Stated exercise>
Duplicate the lines below, keeping every one of them unchanged.

== Task input ==

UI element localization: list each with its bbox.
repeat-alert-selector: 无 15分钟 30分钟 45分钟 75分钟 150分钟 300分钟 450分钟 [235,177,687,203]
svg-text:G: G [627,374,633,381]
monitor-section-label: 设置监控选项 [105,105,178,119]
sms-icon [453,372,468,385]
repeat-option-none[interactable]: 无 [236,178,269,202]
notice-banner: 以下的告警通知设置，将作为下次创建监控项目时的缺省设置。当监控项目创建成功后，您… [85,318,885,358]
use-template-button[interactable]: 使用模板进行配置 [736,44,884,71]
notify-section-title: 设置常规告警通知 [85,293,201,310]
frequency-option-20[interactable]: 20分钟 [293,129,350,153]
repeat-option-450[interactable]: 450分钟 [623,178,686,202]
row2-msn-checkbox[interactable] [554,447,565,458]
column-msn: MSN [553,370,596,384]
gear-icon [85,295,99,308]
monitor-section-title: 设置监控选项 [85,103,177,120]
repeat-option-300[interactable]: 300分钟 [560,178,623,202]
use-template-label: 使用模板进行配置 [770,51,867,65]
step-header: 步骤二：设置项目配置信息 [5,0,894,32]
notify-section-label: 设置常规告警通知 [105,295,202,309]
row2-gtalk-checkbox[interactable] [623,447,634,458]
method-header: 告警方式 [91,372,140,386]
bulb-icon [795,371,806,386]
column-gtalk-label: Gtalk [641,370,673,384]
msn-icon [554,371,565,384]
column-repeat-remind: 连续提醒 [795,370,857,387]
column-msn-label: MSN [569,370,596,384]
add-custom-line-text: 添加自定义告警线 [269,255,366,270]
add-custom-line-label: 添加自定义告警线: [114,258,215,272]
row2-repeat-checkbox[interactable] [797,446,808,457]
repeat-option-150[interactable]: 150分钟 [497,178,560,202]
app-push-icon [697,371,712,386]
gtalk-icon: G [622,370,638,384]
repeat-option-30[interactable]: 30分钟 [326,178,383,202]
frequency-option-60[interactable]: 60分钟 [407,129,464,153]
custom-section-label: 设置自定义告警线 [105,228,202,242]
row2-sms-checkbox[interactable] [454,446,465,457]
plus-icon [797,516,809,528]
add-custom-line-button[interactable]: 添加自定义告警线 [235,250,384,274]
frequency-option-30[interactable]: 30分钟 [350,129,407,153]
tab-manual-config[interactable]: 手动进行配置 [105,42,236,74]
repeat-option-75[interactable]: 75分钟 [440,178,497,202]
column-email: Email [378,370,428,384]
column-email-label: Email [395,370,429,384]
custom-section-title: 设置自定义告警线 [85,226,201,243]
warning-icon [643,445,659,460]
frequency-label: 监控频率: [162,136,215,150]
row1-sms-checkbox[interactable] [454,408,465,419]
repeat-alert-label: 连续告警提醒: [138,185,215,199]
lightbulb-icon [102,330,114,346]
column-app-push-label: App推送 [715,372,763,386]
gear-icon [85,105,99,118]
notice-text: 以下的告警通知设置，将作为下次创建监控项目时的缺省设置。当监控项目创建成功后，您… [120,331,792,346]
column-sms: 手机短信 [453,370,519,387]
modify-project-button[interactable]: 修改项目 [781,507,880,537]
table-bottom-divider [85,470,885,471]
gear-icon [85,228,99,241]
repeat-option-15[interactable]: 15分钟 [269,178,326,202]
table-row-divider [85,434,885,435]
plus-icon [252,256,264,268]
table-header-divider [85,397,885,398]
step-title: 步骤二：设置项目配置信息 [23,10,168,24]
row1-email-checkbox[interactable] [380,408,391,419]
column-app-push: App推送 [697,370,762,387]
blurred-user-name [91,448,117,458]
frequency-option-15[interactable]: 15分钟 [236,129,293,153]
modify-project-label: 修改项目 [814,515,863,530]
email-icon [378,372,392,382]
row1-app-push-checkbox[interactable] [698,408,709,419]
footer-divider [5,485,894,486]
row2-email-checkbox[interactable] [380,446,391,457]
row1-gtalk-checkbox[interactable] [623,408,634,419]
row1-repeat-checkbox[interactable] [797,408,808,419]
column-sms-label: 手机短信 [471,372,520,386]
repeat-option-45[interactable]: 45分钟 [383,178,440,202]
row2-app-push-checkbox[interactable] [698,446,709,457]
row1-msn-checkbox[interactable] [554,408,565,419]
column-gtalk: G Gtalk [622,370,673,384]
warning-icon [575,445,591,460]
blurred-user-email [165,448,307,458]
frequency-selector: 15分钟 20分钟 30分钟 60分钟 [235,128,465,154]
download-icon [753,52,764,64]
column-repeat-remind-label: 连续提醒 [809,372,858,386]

===

The answer>
UI element localization: list each with its bbox.
repeat-alert-selector: 无 15分钟 30分钟 45分钟 75分钟 150分钟 300分钟 450分钟 [235,177,687,203]
svg-text:G: G [627,374,633,381]
monitor-section-label: 设置监控选项 [105,105,178,119]
sms-icon [453,372,468,385]
repeat-option-none[interactable]: 无 [236,178,269,202]
notice-banner: 以下的告警通知设置，将作为下次创建监控项目时的缺省设置。当监控项目创建成功后，您… [85,318,885,358]
use-template-button[interactable]: 使用模板进行配置 [736,44,884,71]
notify-section-title: 设置常规告警通知 [85,293,201,310]
frequency-option-20[interactable]: 20分钟 [293,129,350,153]
repeat-option-450[interactable]: 450分钟 [623,178,686,202]
row2-msn-checkbox[interactable] [554,447,565,458]
column-msn: MSN [553,370,596,384]
gear-icon [85,295,99,308]
monitor-section-title: 设置监控选项 [85,103,177,120]
repeat-option-300[interactable]: 300分钟 [560,178,623,202]
use-template-label: 使用模板进行配置 [770,51,867,65]
step-header: 步骤二：设置项目配置信息 [5,0,894,32]
notify-section-label: 设置常规告警通知 [105,295,202,309]
row2-gtalk-checkbox[interactable] [623,447,634,458]
method-header: 告警方式 [91,372,140,386]
bulb-icon [795,371,806,386]
column-gtalk-label: Gtalk [641,370,673,384]
msn-icon [554,371,565,384]
column-repeat-remind: 连续提醒 [795,370,857,387]
column-msn-label: MSN [569,370,596,384]
add-custom-line-text: 添加自定义告警线 [269,255,366,270]
add-custom-line-label: 添加自定义告警线: [114,258,215,272]
row2-repeat-checkbox[interactable] [797,446,808,457]
repeat-option-150[interactable]: 150分钟 [497,178,560,202]
app-push-icon [697,371,712,386]
gtalk-icon: G [622,370,638,384]
repeat-option-30[interactable]: 30分钟 [326,178,383,202]
frequency-option-60[interactable]: 60分钟 [407,129,464,153]
custom-section-label: 设置自定义告警线 [105,228,202,242]
row2-sms-checkbox[interactable] [454,446,465,457]
plus-icon [797,516,809,528]
add-custom-line-button[interactable]: 添加自定义告警线 [235,250,384,274]
frequency-option-30[interactable]: 30分钟 [350,129,407,153]
tab-manual-config[interactable]: 手动进行配置 [105,42,236,74]
repeat-option-75[interactable]: 75分钟 [440,178,497,202]
column-email: Email [378,370,428,384]
column-email-label: Email [395,370,429,384]
custom-section-title: 设置自定义告警线 [85,226,201,243]
warning-icon [643,445,659,460]
frequency-label: 监控频率: [162,136,215,150]
row1-sms-checkbox[interactable] [454,408,465,419]
repeat-alert-label: 连续告警提醒: [138,185,215,199]
lightbulb-icon [102,330,114,346]
column-app-push-label: App推送 [715,372,763,386]
gear-icon [85,105,99,118]
notice-text: 以下的告警通知设置，将作为下次创建监控项目时的缺省设置。当监控项目创建成功后，您… [120,331,792,346]
column-sms: 手机短信 [453,370,519,387]
modify-project-button[interactable]: 修改项目 [781,507,880,537]
table-bottom-divider [85,470,885,471]
gear-icon [85,228,99,241]
repeat-option-15[interactable]: 15分钟 [269,178,326,202]
table-row-divider [85,434,885,435]
plus-icon [252,256,264,268]
table-header-divider [85,397,885,398]
step-title: 步骤二：设置项目配置信息 [23,10,168,24]
row1-email-checkbox[interactable] [380,408,391,419]
column-app-push: App推送 [697,370,762,387]
blurred-user-name [91,448,117,458]
frequency-option-15[interactable]: 15分钟 [236,129,293,153]
modify-project-label: 修改项目 [814,515,863,530]
email-icon [378,372,392,382]
row1-app-push-checkbox[interactable] [698,408,709,419]
footer-divider [5,485,894,486]
row2-email-checkbox[interactable] [380,446,391,457]
row1-gtalk-checkbox[interactable] [623,408,634,419]
row1-repeat-checkbox[interactable] [797,408,808,419]
column-sms-label: 手机短信 [471,372,520,386]
repeat-option-45[interactable]: 45分钟 [383,178,440,202]
row2-app-push-checkbox[interactable] [698,446,709,457]
row1-msn-checkbox[interactable] [554,408,565,419]
column-gtalk: G Gtalk [622,370,673,384]
warning-icon [575,445,591,460]
blurred-user-email [165,448,307,458]
frequency-selector: 15分钟 20分钟 30分钟 60分钟 [235,128,465,154]
download-icon [753,52,764,64]
column-repeat-remind-label: 连续提醒 [809,372,858,386]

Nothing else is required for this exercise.